[REQUIRED WORK] Copy out each line that has "selected" in it.

+++ SOURCE DATA

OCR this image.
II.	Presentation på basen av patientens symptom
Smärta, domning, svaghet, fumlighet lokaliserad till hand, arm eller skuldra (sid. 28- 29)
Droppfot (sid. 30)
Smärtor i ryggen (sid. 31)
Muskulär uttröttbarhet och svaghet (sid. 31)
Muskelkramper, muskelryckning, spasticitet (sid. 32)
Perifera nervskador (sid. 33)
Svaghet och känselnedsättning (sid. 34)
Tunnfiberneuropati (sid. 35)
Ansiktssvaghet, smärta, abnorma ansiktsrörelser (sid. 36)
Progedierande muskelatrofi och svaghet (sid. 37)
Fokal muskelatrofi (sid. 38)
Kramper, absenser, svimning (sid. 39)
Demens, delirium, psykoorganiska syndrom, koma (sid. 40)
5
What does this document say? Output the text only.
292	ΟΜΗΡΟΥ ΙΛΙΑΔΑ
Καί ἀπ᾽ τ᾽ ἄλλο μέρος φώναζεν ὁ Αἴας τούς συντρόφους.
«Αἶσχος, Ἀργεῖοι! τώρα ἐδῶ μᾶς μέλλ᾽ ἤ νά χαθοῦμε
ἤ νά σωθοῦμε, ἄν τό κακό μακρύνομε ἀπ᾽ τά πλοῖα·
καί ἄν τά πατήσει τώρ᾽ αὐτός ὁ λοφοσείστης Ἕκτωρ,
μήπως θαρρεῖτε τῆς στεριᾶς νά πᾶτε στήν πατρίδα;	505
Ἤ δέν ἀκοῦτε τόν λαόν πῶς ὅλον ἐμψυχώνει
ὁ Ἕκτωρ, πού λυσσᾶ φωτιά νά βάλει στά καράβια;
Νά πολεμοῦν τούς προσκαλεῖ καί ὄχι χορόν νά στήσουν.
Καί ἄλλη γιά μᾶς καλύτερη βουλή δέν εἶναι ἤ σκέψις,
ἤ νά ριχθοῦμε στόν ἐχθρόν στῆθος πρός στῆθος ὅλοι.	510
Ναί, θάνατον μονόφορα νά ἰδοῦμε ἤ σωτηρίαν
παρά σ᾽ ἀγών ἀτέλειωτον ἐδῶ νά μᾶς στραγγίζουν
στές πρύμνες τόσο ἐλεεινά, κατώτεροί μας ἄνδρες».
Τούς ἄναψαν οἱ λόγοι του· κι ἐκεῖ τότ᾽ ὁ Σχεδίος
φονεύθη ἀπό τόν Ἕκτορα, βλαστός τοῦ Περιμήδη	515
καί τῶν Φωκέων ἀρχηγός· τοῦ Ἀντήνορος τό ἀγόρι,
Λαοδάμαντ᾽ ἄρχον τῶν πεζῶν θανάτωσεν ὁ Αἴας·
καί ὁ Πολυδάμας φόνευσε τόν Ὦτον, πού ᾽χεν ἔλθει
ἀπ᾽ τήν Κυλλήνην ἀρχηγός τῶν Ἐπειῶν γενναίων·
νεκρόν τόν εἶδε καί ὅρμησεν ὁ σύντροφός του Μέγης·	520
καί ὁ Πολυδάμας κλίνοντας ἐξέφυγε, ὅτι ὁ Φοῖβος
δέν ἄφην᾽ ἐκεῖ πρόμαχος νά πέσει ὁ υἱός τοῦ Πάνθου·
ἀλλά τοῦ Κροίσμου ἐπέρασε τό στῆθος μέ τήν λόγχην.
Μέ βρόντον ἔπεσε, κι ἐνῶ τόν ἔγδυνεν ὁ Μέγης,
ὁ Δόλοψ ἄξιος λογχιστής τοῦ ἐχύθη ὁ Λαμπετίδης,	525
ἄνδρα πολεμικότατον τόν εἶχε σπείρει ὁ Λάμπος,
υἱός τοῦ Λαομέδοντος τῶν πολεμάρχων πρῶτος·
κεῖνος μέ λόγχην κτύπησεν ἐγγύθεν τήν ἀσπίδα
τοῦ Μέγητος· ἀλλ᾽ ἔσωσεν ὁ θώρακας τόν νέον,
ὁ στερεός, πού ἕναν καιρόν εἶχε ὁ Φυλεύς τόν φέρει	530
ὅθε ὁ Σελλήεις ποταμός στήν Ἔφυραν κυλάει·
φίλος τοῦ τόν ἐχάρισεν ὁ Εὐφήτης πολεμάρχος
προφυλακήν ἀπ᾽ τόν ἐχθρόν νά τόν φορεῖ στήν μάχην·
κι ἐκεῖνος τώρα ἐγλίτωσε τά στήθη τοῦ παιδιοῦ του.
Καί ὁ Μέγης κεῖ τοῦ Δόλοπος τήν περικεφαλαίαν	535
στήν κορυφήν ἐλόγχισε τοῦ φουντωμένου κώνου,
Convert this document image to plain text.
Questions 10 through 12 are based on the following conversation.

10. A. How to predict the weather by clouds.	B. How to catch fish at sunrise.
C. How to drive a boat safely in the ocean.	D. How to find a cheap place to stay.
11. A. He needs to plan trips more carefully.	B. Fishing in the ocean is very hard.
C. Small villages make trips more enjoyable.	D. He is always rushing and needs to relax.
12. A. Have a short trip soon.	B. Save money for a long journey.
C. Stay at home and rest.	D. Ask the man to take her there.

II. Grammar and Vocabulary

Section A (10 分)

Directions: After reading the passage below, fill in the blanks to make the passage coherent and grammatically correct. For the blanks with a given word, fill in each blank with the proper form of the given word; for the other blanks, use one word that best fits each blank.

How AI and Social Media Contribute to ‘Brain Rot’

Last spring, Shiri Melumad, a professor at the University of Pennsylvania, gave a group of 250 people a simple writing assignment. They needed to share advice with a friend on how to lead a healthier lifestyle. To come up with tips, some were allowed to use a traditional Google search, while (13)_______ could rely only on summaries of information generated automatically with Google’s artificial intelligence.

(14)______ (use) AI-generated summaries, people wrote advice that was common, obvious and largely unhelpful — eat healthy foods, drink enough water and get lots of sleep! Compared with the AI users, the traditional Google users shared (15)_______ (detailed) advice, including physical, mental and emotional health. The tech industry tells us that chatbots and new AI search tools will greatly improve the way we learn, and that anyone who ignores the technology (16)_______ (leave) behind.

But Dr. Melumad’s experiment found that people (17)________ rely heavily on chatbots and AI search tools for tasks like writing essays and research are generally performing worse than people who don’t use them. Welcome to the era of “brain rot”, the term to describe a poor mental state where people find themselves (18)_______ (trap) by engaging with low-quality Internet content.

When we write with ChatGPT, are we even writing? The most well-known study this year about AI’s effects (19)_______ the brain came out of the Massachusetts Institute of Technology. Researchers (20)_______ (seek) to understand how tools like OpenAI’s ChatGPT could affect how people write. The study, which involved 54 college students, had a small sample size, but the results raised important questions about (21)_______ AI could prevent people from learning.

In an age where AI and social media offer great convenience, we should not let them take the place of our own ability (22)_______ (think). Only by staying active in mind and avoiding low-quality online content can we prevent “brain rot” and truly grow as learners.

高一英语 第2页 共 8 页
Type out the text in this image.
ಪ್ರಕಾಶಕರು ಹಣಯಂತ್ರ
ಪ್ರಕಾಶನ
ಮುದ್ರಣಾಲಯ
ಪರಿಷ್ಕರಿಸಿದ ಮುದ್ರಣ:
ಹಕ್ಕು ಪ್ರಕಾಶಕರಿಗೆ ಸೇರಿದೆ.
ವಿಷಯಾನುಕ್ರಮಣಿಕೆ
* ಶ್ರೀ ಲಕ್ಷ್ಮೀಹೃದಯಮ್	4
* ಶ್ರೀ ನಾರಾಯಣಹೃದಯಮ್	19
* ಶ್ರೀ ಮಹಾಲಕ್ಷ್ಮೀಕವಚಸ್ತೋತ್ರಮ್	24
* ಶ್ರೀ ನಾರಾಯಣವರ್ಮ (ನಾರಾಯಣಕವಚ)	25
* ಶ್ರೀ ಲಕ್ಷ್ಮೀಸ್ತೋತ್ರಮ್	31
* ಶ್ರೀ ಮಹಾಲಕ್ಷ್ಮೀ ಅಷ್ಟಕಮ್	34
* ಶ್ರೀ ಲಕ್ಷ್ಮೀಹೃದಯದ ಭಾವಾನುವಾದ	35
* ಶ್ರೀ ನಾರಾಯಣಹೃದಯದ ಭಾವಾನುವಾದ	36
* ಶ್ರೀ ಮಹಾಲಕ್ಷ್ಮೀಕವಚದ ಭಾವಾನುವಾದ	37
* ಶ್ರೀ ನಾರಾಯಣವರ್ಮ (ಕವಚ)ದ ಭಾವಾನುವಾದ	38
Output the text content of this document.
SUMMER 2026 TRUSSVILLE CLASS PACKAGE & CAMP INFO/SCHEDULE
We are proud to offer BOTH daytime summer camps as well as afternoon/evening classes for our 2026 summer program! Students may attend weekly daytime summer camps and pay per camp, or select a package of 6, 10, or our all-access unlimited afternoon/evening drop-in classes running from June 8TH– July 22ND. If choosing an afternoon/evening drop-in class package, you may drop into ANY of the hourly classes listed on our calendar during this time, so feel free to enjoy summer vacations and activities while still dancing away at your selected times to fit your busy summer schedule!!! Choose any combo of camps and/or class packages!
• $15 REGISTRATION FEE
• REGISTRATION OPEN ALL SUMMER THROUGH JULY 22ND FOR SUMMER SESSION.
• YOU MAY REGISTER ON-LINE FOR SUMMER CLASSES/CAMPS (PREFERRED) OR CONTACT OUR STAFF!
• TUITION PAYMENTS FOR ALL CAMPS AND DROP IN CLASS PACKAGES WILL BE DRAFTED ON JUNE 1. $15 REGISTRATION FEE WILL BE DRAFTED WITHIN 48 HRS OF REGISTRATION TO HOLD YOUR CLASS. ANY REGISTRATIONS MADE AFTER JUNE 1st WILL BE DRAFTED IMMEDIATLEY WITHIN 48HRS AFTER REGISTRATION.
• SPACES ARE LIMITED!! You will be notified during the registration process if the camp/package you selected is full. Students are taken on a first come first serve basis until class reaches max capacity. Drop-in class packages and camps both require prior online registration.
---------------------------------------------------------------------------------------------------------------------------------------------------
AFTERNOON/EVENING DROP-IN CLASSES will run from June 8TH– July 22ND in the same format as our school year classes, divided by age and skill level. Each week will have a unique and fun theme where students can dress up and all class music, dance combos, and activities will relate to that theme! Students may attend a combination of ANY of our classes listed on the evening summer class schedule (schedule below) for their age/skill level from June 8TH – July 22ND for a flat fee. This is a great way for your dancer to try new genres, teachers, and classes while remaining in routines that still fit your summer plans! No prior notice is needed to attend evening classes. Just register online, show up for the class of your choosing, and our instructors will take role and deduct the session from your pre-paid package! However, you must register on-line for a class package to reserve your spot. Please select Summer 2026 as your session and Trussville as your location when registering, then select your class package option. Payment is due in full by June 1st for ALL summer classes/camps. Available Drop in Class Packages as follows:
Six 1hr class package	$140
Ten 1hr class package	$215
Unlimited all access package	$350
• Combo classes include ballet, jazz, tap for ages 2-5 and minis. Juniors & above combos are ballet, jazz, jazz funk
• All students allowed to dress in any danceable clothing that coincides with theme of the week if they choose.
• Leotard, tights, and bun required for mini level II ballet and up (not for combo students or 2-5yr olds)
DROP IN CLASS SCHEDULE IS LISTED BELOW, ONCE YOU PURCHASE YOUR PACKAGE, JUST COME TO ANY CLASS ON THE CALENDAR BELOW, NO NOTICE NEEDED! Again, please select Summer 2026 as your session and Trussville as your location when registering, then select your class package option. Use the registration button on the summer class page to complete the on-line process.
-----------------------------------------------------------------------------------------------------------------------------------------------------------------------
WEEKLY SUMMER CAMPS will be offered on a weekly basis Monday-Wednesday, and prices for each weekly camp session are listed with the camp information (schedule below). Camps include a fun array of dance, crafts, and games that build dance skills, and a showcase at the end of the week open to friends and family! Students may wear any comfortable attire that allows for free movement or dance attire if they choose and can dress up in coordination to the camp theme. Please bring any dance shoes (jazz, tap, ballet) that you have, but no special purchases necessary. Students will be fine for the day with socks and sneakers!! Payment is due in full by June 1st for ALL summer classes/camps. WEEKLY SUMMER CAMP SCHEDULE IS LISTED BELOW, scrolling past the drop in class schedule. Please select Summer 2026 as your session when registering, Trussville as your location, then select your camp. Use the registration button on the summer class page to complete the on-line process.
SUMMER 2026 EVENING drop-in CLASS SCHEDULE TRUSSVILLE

++++++

[ANSWER TO THE TASK]
We are proud to offer BOTH daytime summer camps as well as afternoon/evening classes for our 2026 summer program! Students may attend weekly daytime summer camps and pay per camp, or select a package of 6, 10, or our all-access unlimited afternoon/evening drop-in classes running from June 8TH– July 22ND. If choosing an afternoon/evening drop-in class package, you may drop into ANY of the hourly classes listed on our calendar during this time, so feel free to enjoy summer vacations and activities while still dancing away at your selected times to fit your busy summer schedule!!! Choose any combo of camps and/or class packages!
• SPACES ARE LIMITED!! You will be notified during the registration process if the camp/package you selected is full. Students are taken on a first come first serve basis until class reaches max capacity. Drop-in class packages and camps both require prior online registration.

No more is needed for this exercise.